====== Extracted material ======
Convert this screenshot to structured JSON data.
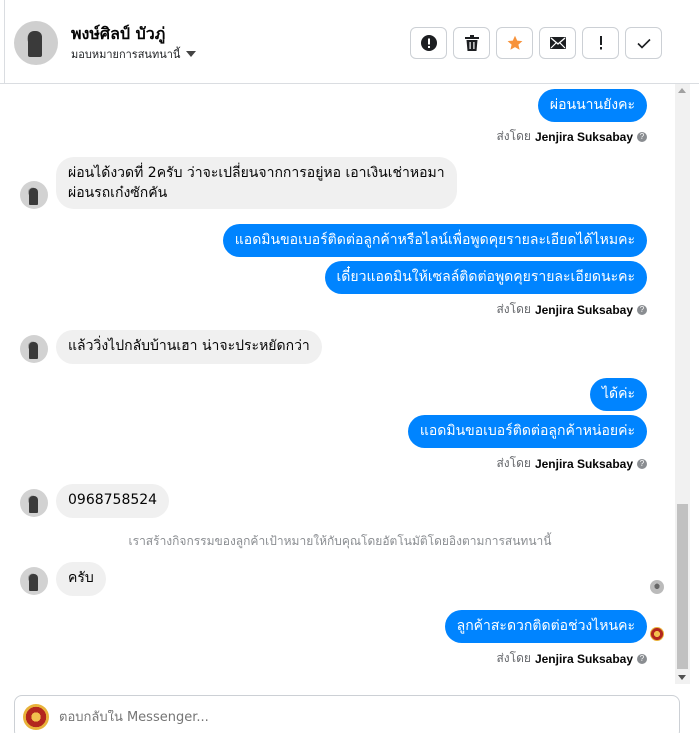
{
  "header": {
    "contact_name": "พงษ์ศิลป์ บัวภู่",
    "assign_label": "มอบหมายการสนทนานี้",
    "actions": [
      {
        "name": "spam",
        "icon": "alert-circle-icon"
      },
      {
        "name": "delete",
        "icon": "trash-icon"
      },
      {
        "name": "star",
        "icon": "star-icon",
        "color": "#f7923a"
      },
      {
        "name": "mail",
        "icon": "envelope-icon"
      },
      {
        "name": "important",
        "icon": "exclamation-icon"
      },
      {
        "name": "done",
        "icon": "checkmark-icon"
      }
    ]
  },
  "agent_name": "Jenjira Suksabay",
  "sent_by_prefix": "ส่งโดย",
  "messages": [
    {
      "dir": "out",
      "text": "ผ่อนนานยังคะ"
    },
    {
      "dir": "in",
      "lines": [
        "ผ่อนได้งวดที่ 2ครับ   ว่าจะเปลี่ยนจากการอยู่หอ   เอาเงินเช่าหอมา",
        "ผ่อนรถเก๋งซักคัน"
      ]
    },
    {
      "dir": "out",
      "text": "แอดมินขอเบอร์ติดต่อลูกค้าหรือไลน์เพื่อพูดคุยรายละเอียดได้ไหมคะ"
    },
    {
      "dir": "out",
      "text": "เดี๋ยวแอดมินให้เซลล์ติดต่อพูดคุยรายละเอียดนะคะ"
    },
    {
      "dir": "in",
      "text": "แล้ววิ่งไปกลับบ้านเฮา  น่าจะประหยัดกว่า"
    },
    {
      "dir": "out",
      "text": "ได้ค่ะ"
    },
    {
      "dir": "out",
      "text": "แอดมินขอเบอร์ติดต่อลูกค้าหน่อยค่ะ"
    },
    {
      "dir": "in",
      "text": "0968758524"
    },
    {
      "dir": "system",
      "text": "เราสร้างกิจกรรมของลูกค้าเป้าหมายให้กับคุณโดยอัตโนมัติโดยอิงตามการสนทนานี้"
    },
    {
      "dir": "in",
      "text": "ครับ"
    },
    {
      "dir": "out",
      "text": "ลูกค้าสะดวกติดต่อช่วงไหนคะ"
    }
  ],
  "composer": {
    "placeholder": "ตอบกลับใน Messenger..."
  },
  "colors": {
    "outgoing_bubble": "#0084ff",
    "incoming_bubble": "#f0f0f0",
    "star": "#f7923a"
  }
}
======
▶ **What is being asked**
Without the pictures, restate all the entries above exactly.

▶ **Written reply**
Convert this screenshot to structured JSON data.
{
  "header": {
    "contact_name": "พงษ์ศิลป์ บัวภู่",
    "assign_label": "มอบหมายการสนทนานี้",
    "actions": [
      {
        "name": "spam",
        "icon": "alert-circle-icon"
      },
      {
        "name": "delete",
        "icon": "trash-icon"
      },
      {
        "name": "star",
        "icon": "star-icon",
        "color": "#f7923a"
      },
      {
        "name": "mail",
        "icon": "envelope-icon"
      },
      {
        "name": "important",
        "icon": "exclamation-icon"
      },
      {
        "name": "done",
        "icon": "checkmark-icon"
      }
    ]
  },
  "agent_name": "Jenjira Suksabay",
  "sent_by_prefix": "ส่งโดย",
  "messages": [
    {
      "dir": "out",
      "text": "ผ่อนนานยังคะ"
    },
    {
      "dir": "in",
      "lines": [
        "ผ่อนได้งวดที่ 2ครับ   ว่าจะเปลี่ยนจากการอยู่หอ   เอาเงินเช่าหอมา",
        "ผ่อนรถเก๋งซักคัน"
      ]
    },
    {
      "dir": "out",
      "text": "แอดมินขอเบอร์ติดต่อลูกค้าหรือไลน์เพื่อพูดคุยรายละเอียดได้ไหมคะ"
    },
    {
      "dir": "out",
      "text": "เดี๋ยวแอดมินให้เซลล์ติดต่อพูดคุยรายละเอียดนะคะ"
    },
    {
      "dir": "in",
      "text": "แล้ววิ่งไปกลับบ้านเฮา  น่าจะประหยัดกว่า"
    },
    {
      "dir": "out",
      "text": "ได้ค่ะ"
    },
    {
      "dir": "out",
      "text": "แอดมินขอเบอร์ติดต่อลูกค้าหน่อยค่ะ"
    },
    {
      "dir": "in",
      "text": "0968758524"
    },
    {
      "dir": "system",
      "text": "เราสร้างกิจกรรมของลูกค้าเป้าหมายให้กับคุณโดยอัตโนมัติโดยอิงตามการสนทนานี้"
    },
    {
      "dir": "in",
      "text": "ครับ"
    },
    {
      "dir": "out",
      "text": "ลูกค้าสะดวกติดต่อช่วงไหนคะ"
    }
  ],
  "composer": {
    "placeholder": "ตอบกลับใน Messenger..."
  },
  "colors": {
    "outgoing_bubble": "#0084ff",
    "incoming_bubble": "#f0f0f0",
    "star": "#f7923a"
  }
}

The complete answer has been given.